** START PROVIDED PASSAGE **

Hah, I did the same on the toe strap, left the stock ankle. Didn't have to trim anything.


----------



## ek9max (Apr 8, 2013)

Hmmm. Well if these rachets 2.0 aren't any good. I'll have to try that with some burtons.


----------



## linvillegorge (Jul 6, 2009)

Can confirm that the ratchets suck and the straps are just below average. I had tow replace two ratchets on mine. Had I kept them, I was gonna swap some Flux straps onto them. The previous posters have the right idea when it comes to swapping the straps out.


----------



## Banjo (Jan 29, 2013)

The rachets were fixed with anything that come out AFTER the orange/black, orange/white year.

Myself and my bro have orange/black ipo in M and L, both had rachet and strap issues. And my initial pair (the launch year) had the same rachet/strap issues. (all three were fixed by an email and a picture to NOW) 

Got a set of Selects and the rachets and straps are solid. the ankle straps are really nice on the selects.

** END PROVIDED PASSAGE **
** START SUPPLIED DATA **

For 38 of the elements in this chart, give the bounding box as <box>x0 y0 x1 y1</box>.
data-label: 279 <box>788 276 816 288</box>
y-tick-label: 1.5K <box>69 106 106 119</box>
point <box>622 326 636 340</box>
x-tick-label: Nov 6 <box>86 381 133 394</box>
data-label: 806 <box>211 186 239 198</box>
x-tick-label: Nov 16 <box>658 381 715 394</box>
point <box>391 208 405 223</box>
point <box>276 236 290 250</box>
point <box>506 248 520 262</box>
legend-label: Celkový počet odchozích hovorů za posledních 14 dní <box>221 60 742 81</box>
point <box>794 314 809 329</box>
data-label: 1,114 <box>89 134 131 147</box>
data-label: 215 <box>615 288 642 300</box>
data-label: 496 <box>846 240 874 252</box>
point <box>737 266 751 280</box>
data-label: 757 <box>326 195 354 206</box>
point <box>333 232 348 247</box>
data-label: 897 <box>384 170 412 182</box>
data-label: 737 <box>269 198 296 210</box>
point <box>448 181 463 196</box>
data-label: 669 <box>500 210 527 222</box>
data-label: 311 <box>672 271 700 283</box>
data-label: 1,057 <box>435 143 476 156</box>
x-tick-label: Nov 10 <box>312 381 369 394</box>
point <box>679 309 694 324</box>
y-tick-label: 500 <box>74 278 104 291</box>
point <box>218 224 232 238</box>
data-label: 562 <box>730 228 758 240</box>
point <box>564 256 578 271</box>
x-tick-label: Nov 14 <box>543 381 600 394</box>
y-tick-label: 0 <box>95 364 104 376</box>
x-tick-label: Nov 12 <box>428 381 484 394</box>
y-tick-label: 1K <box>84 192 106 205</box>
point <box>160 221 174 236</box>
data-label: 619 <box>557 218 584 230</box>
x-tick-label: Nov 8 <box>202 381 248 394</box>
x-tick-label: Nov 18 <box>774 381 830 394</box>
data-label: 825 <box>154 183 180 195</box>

** END SUPPLIED DATA **

SHORT EXERCISE 1
Summarize the forum thread on ratchets and straps in two sentences.
SHORT EXERCISE 2
Carry on the forum thread on ratchets and straps from the end of its last post.
The listing is not needed for this work.

TASK RESULT 1
Posters report that the ratchets in question are poor and the straps below average, and they endorse swapping the straps, as one poster did on the toe strap while keeping the stock ankle strap. Another poster says the ratchet problems were fixed in releases after the orange/black and orange/white year, that earlier pairs with ratchet and strap issues were fixed by an email and a picture to NOW, and that the Selects have solid ratchets and straps.

TASK RESULT 2
----------



## linvillegorge (Jul 6, 2009)

Banjo said:


> The rachets were fixed with anything that come out AFTER the orange/black, orange/white year.
> 
> Myself and my bro have orange/black ipo in M and L, both had rachet and strap issues. And my initial pair (the launch year) had the same rachet/strap issues. *(all three were fixed by an email and a picture to NOW) *
> 
> Got a set of Selects and the rachets and straps are solid. the ankle straps are really nice on the selects.


I can echo this. When I had my issues, Now responded quickly with no hassle.


----------



## deagol (Mar 26, 2014)

linvillegorge said:


> I can echo this. When I had my issues, Now responded quickly with no hassle.


same here, but I had to email directly. The link on their website looked like it would work, but I never got a reply until I emailed them


----------



## neni (Dec 24, 2012)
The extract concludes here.